**Objective:**
State how many lines in the records hold the word "Reactions", giving the number and no other text.

Stored entries
------------
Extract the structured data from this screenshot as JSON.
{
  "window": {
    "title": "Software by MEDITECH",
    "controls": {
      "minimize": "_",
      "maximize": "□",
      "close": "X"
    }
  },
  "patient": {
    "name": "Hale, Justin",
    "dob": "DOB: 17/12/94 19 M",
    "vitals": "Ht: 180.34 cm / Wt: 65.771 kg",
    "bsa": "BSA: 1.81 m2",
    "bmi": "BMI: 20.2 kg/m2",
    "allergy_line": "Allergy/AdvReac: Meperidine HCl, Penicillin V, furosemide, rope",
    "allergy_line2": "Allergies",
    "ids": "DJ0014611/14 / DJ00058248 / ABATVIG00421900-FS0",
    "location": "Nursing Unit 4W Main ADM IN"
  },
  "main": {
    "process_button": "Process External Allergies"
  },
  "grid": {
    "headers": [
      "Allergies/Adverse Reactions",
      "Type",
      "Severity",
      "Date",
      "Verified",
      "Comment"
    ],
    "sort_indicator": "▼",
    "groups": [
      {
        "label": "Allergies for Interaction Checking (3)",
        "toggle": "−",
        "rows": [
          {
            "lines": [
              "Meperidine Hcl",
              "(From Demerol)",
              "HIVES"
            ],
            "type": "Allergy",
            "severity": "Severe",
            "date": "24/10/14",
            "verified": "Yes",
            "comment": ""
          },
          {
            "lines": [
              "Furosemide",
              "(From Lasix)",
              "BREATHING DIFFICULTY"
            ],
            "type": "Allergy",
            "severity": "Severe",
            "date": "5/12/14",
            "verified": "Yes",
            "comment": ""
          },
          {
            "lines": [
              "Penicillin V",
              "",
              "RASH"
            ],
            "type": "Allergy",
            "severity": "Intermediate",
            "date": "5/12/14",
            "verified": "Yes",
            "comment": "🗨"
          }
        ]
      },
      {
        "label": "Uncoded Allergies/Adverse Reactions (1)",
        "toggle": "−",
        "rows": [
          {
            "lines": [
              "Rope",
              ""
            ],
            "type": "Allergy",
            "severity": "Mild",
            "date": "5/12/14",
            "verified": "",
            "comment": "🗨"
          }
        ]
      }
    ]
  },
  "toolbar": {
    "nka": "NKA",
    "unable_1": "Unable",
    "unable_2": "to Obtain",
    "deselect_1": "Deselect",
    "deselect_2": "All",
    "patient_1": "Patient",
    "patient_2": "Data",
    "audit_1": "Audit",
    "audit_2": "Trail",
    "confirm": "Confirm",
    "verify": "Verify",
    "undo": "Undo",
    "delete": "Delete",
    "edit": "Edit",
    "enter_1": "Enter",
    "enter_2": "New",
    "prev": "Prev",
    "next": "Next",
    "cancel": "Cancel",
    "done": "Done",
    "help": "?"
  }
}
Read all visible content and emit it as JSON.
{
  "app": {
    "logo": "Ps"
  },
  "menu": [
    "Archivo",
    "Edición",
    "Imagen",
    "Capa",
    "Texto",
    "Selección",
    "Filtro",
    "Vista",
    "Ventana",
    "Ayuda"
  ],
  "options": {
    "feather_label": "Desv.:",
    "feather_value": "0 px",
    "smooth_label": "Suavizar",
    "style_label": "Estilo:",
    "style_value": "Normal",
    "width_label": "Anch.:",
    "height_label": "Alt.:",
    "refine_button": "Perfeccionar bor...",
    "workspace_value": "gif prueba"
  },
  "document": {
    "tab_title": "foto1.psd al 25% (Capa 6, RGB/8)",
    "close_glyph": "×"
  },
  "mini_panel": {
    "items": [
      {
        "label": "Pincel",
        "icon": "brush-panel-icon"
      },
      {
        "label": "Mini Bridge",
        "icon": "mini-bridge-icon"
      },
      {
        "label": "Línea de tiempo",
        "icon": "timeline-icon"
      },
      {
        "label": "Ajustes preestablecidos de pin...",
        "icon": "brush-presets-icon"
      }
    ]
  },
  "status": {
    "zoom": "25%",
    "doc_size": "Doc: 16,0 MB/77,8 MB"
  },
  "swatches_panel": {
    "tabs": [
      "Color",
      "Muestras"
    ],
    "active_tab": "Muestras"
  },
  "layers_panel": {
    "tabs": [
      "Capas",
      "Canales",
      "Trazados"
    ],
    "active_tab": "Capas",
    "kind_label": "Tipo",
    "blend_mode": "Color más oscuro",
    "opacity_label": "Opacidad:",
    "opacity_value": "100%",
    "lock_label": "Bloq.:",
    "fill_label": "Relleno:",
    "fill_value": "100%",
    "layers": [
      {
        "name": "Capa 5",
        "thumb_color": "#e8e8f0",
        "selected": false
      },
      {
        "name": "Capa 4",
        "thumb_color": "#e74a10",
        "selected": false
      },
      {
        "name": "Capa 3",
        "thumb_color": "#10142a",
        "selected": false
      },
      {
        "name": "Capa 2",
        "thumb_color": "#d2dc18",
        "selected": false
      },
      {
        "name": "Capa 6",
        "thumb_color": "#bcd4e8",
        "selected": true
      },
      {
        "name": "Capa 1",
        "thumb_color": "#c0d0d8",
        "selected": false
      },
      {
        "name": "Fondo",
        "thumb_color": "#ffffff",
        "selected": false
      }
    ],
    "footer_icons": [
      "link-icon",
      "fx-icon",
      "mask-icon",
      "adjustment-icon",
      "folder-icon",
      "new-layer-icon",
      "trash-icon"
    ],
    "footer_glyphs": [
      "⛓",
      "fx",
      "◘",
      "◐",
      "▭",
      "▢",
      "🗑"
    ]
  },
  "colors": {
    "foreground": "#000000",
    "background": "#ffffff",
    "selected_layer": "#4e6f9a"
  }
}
------------
**Result of this exercise:**
2